Exercise details:
Quote all of the data exactly as given. Skip every picture it contains.

[Dataset entries]

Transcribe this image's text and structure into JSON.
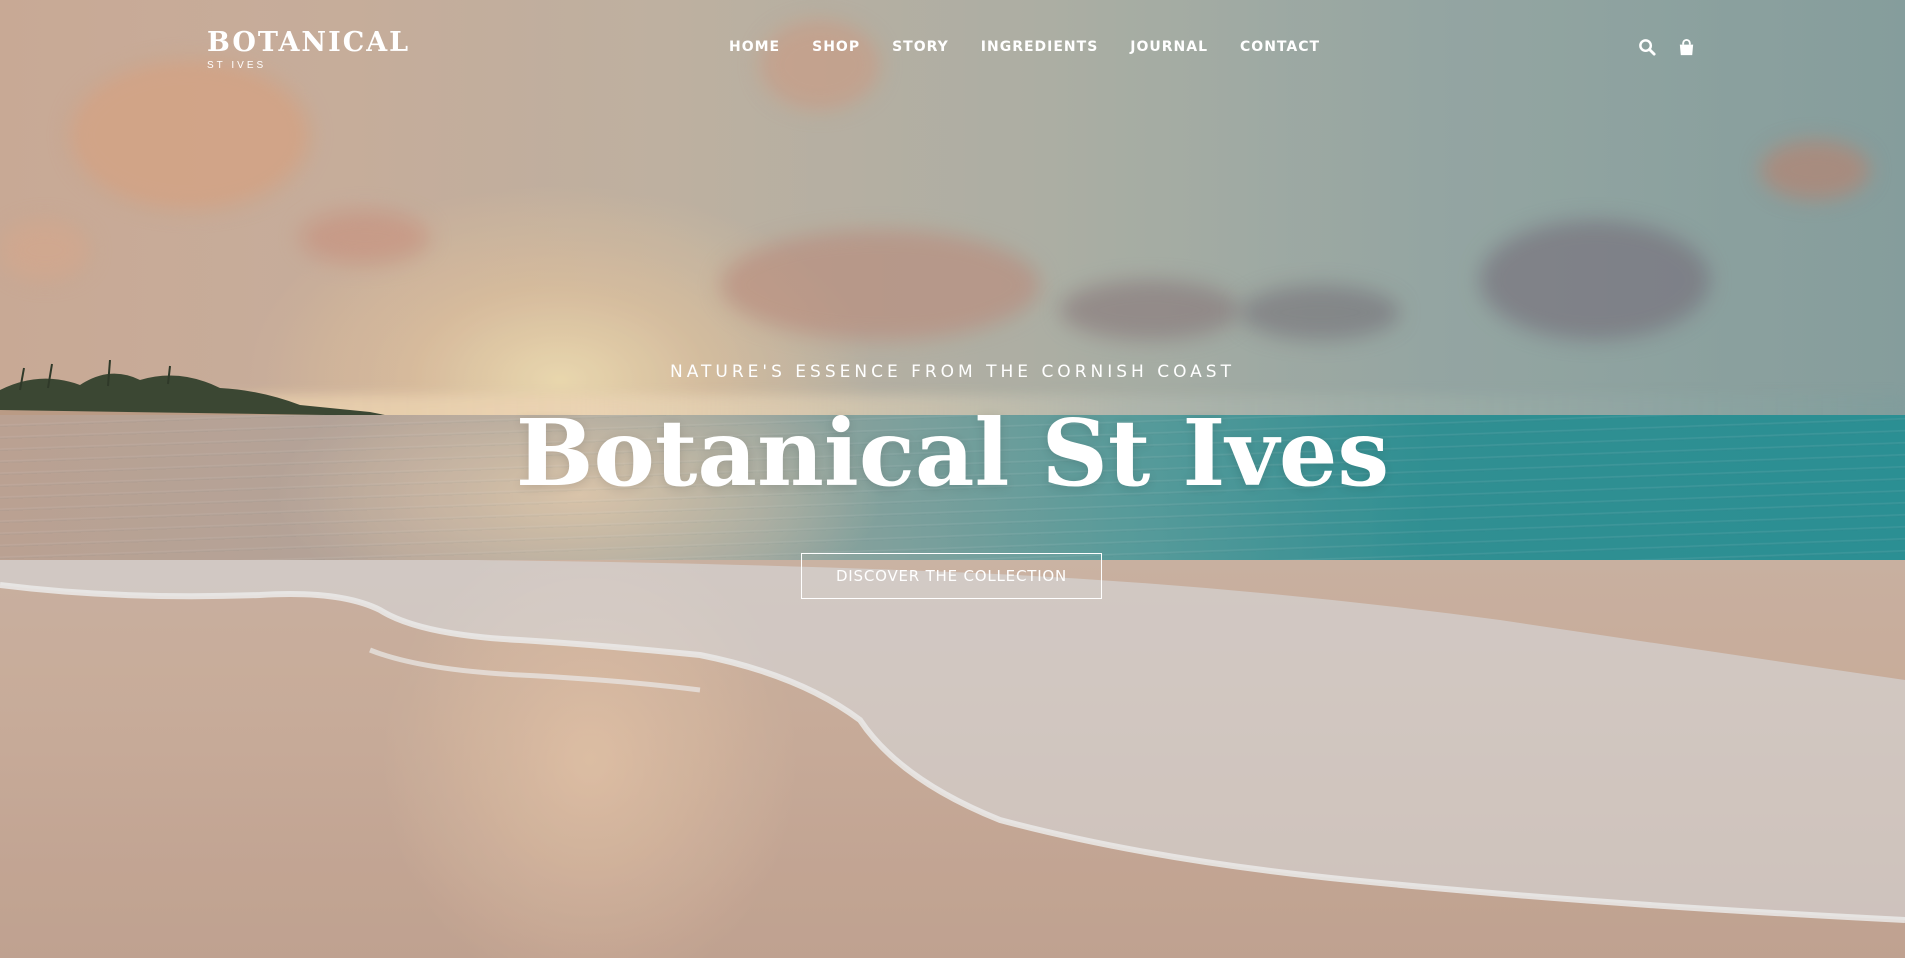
{
  "brand": {
    "name": "BOTANICAL",
    "location": "ST IVES"
  },
  "nav": {
    "items": [
      "HOME",
      "SHOP",
      "STORY",
      "INGREDIENTS",
      "JOURNAL",
      "CONTACT"
    ]
  },
  "header_icons": [
    "search-icon",
    "shopping-bag-icon"
  ],
  "hero": {
    "tagline": "NATURE'S ESSENCE FROM THE CORNISH COAST",
    "title": "Botanical St Ives",
    "cta_label": "DISCOVER THE COLLECTION"
  },
  "colors": {
    "text": "#ffffff",
    "sea_accent": "#2a9aa0",
    "sand": "#d7b9a6"
  }
}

Result:
Transcribe this image's text and structure into JSON.
{
  "brand": {
    "name": "BOTANICAL",
    "location": "ST IVES"
  },
  "nav": {
    "items": [
      "HOME",
      "SHOP",
      "STORY",
      "INGREDIENTS",
      "JOURNAL",
      "CONTACT"
    ]
  },
  "header_icons": [
    "search-icon",
    "shopping-bag-icon"
  ],
  "hero": {
    "tagline": "NATURE'S ESSENCE FROM THE CORNISH COAST",
    "title": "Botanical St Ives",
    "cta_label": "DISCOVER THE COLLECTION"
  },
  "colors": {
    "text": "#ffffff",
    "sea_accent": "#2a9aa0",
    "sand": "#d7b9a6"
  }
}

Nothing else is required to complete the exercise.